Directions:
Give the number of lines in this listing that contain the word "JSON", and nothing else.

Input rows:
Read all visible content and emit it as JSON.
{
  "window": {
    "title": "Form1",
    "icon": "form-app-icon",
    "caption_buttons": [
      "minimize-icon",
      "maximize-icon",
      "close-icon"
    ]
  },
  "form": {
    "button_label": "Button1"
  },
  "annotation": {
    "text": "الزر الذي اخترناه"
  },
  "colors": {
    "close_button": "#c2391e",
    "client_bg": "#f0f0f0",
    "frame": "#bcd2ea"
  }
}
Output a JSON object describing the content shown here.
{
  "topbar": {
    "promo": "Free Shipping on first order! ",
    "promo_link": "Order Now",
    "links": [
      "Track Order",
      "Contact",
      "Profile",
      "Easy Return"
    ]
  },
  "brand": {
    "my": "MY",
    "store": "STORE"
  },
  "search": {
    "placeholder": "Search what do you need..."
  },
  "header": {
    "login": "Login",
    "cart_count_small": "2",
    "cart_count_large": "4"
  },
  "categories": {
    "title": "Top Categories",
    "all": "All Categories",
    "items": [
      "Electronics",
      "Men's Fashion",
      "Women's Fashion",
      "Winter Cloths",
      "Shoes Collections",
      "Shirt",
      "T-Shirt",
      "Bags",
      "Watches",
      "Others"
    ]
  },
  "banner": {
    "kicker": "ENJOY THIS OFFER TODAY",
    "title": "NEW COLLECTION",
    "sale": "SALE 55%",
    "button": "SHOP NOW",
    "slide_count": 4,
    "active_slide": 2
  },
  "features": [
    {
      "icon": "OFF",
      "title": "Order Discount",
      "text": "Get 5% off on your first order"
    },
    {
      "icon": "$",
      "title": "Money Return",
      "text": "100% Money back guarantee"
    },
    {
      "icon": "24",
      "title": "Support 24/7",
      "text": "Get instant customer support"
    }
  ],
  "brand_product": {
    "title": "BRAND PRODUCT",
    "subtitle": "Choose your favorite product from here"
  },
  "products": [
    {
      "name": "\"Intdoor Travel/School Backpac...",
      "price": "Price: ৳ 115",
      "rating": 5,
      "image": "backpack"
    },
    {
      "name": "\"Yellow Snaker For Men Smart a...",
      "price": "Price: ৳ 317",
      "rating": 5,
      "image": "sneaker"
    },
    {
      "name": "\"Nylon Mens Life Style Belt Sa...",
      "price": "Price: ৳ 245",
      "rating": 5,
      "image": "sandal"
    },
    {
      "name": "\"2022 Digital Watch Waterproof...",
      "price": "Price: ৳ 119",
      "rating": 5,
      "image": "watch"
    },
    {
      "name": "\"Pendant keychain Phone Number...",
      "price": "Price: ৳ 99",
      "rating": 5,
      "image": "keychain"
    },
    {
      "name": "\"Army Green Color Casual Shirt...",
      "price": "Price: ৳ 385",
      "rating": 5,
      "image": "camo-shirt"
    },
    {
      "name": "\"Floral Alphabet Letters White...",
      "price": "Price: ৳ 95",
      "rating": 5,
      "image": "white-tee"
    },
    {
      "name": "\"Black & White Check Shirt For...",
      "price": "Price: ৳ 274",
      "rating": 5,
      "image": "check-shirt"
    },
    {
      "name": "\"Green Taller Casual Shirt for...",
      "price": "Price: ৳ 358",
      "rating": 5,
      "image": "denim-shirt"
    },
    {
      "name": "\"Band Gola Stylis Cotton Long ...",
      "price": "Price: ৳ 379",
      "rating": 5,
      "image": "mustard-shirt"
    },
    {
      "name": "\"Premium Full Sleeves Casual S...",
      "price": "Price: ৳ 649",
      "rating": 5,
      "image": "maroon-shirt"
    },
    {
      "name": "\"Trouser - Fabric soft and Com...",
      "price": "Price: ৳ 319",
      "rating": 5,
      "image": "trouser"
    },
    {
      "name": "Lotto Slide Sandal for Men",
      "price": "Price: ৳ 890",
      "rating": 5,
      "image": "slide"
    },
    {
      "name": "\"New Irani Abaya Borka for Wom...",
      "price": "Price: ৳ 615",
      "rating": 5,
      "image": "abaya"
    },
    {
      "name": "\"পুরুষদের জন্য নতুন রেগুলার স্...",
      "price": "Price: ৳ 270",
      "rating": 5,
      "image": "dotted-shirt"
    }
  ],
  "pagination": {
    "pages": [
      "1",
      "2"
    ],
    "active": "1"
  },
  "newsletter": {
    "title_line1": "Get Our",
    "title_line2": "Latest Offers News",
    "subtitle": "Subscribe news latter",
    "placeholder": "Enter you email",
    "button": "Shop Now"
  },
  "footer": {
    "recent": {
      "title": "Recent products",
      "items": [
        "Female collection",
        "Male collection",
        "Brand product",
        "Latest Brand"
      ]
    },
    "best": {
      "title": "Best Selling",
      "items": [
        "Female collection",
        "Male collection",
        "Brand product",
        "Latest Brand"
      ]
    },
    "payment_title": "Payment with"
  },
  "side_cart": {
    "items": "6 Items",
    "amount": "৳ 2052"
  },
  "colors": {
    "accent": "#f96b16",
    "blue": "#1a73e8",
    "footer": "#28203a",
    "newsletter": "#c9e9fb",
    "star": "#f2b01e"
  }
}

Solution to the exercise:
2